— start LISTED RECORDS —

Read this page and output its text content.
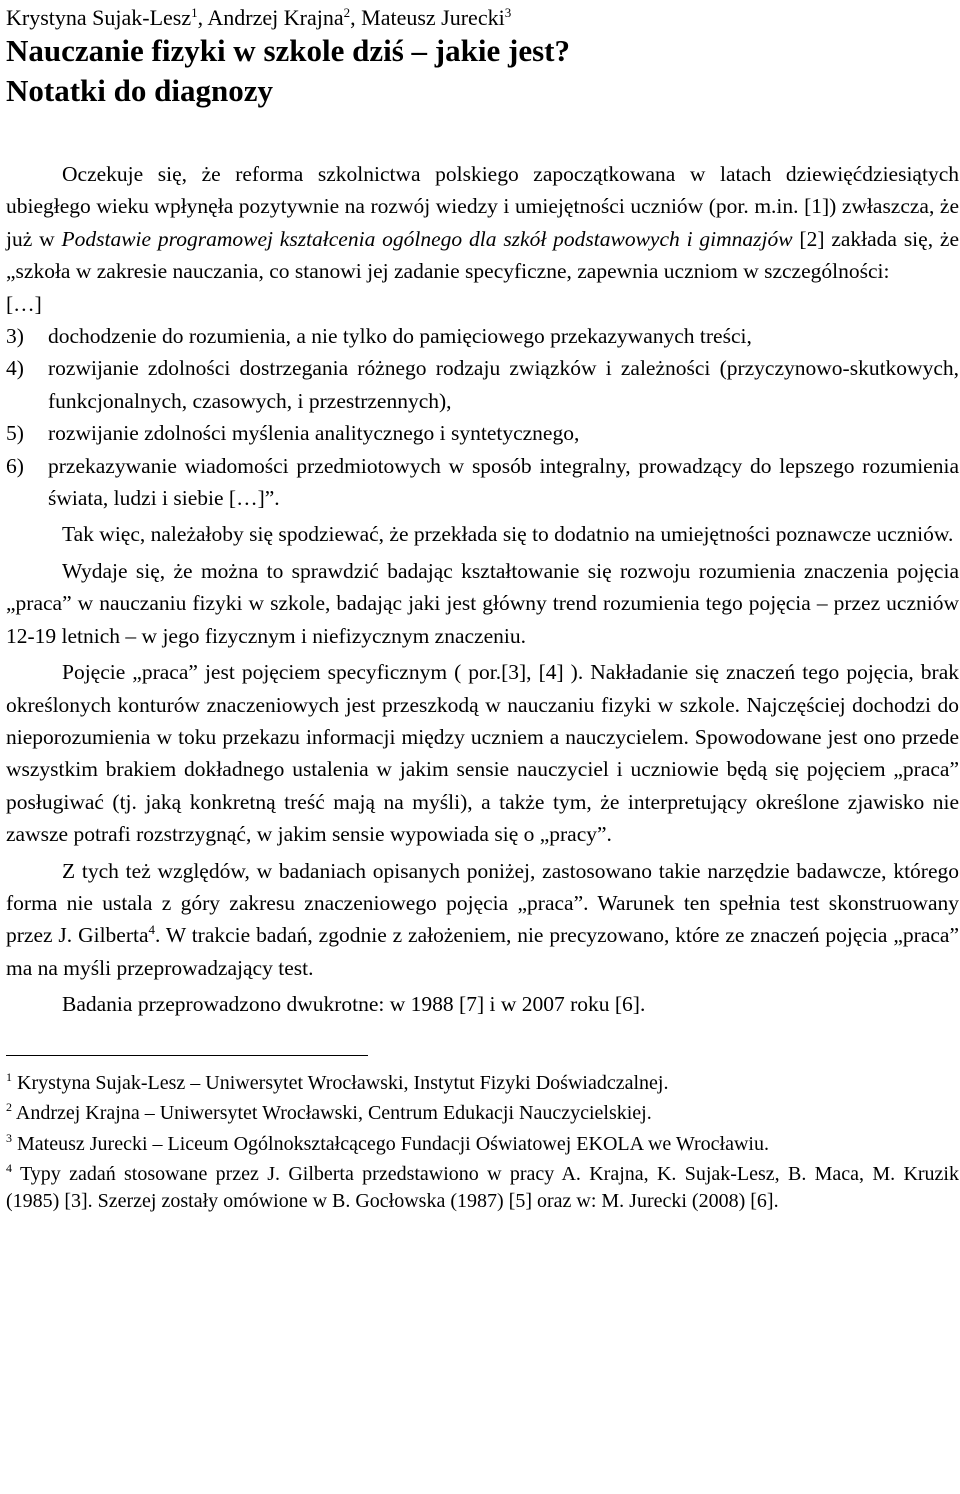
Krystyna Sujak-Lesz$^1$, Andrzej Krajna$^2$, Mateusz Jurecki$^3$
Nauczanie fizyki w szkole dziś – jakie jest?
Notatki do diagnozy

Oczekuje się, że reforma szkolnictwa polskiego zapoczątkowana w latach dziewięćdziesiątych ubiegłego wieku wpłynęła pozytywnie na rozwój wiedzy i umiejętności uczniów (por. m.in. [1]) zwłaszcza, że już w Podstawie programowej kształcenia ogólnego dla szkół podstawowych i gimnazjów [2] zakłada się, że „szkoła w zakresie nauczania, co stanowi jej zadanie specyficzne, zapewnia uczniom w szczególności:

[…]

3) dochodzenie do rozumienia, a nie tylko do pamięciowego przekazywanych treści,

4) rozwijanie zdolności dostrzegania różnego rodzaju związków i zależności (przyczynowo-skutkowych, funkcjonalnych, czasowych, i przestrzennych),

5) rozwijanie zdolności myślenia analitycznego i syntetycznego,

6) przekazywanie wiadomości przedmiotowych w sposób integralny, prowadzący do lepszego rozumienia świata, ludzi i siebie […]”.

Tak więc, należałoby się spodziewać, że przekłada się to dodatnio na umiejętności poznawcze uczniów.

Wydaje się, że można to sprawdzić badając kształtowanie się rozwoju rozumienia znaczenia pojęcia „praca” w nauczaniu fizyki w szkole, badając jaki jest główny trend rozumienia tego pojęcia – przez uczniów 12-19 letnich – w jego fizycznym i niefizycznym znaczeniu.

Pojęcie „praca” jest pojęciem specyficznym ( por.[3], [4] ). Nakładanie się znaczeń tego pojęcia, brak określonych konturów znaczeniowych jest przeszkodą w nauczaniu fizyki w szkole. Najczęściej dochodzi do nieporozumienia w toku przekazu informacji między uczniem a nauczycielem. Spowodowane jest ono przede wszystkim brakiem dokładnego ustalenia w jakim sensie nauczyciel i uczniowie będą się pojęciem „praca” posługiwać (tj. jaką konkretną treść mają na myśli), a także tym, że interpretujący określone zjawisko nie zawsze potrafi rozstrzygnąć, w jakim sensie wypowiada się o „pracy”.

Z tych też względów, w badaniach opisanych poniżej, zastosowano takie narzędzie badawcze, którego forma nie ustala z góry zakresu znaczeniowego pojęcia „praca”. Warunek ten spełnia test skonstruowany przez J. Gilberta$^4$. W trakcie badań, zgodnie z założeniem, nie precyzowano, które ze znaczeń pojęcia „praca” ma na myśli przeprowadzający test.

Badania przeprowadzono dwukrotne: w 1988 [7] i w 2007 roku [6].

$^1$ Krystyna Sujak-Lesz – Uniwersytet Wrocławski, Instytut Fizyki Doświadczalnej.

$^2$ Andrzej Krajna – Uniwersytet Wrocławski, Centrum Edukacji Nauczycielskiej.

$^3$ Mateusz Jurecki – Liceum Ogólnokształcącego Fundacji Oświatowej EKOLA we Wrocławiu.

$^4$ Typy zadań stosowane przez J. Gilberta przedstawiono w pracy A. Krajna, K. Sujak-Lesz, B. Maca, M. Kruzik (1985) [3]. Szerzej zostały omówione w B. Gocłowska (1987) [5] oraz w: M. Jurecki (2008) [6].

— end LISTED RECORDS —

Look through the records and count each line that holds "Krajna". Write only the total.

3